[Given task]: Every record that follows should be printed verbatim.

-- BEGIN Record list --

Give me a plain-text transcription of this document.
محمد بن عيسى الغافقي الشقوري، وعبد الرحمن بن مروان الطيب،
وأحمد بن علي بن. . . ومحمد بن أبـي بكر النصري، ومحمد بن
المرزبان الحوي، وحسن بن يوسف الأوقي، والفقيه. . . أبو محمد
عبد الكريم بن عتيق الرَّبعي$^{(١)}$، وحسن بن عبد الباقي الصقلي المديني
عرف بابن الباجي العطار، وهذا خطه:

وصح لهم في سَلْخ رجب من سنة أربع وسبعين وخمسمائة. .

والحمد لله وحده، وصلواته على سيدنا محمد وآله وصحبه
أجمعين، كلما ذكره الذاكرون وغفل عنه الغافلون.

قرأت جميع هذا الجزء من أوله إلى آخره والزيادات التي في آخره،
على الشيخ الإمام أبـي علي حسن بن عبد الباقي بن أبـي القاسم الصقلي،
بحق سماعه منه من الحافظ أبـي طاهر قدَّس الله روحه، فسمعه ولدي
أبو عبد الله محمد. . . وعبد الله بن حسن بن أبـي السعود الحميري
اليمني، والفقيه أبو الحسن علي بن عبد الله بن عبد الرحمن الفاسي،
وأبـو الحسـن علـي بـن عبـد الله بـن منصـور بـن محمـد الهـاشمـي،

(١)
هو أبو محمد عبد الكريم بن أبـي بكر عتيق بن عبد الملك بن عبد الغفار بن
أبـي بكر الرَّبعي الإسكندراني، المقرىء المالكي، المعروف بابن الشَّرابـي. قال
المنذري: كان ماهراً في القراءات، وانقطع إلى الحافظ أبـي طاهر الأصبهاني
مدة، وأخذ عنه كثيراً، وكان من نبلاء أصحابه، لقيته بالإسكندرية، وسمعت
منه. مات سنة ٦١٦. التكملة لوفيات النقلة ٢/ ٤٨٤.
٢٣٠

-- END Record list --

[Exercise response]:
Give me a plain-text transcription of this document.
محمد بن عيسى الغافقي الشقوري، وعبد الرحمن بن مروان الطيب،
وأحمد بن علي بن. . . ومحمد بن أبـي بكر النصري، ومحمد بن
المرزبان الحوي، وحسن بن يوسف الأوقي، والفقيه. . . أبو محمد
عبد الكريم بن عتيق الرَّبعي$^{(١)}$، وحسن بن عبد الباقي الصقلي المديني
عرف بابن الباجي العطار، وهذا خطه:

وصح لهم في سَلْخ رجب من سنة أربع وسبعين وخمسمائة. .

والحمد لله وحده، وصلواته على سيدنا محمد وآله وصحبه
أجمعين، كلما ذكره الذاكرون وغفل عنه الغافلون.

قرأت جميع هذا الجزء من أوله إلى آخره والزيادات التي في آخره،
على الشيخ الإمام أبـي علي حسن بن عبد الباقي بن أبـي القاسم الصقلي،
بحق سماعه منه من الحافظ أبـي طاهر قدَّس الله روحه، فسمعه ولدي
أبو عبد الله محمد. . . وعبد الله بن حسن بن أبـي السعود الحميري
اليمني، والفقيه أبو الحسن علي بن عبد الله بن عبد الرحمن الفاسي،
وأبـو الحسـن علـي بـن عبـد الله بـن منصـور بـن محمـد الهـاشمـي،

(١)
هو أبو محمد عبد الكريم بن أبـي بكر عتيق بن عبد الملك بن عبد الغفار بن
أبـي بكر الرَّبعي الإسكندراني، المقرىء المالكي، المعروف بابن الشَّرابـي. قال
المنذري: كان ماهراً في القراءات، وانقطع إلى الحافظ أبـي طاهر الأصبهاني
مدة، وأخذ عنه كثيراً، وكان من نبلاء أصحابه، لقيته بالإسكندرية، وسمعت
منه. مات سنة ٦١٦. التكملة لوفيات النقلة ٢/ ٤٨٤.
٢٣٠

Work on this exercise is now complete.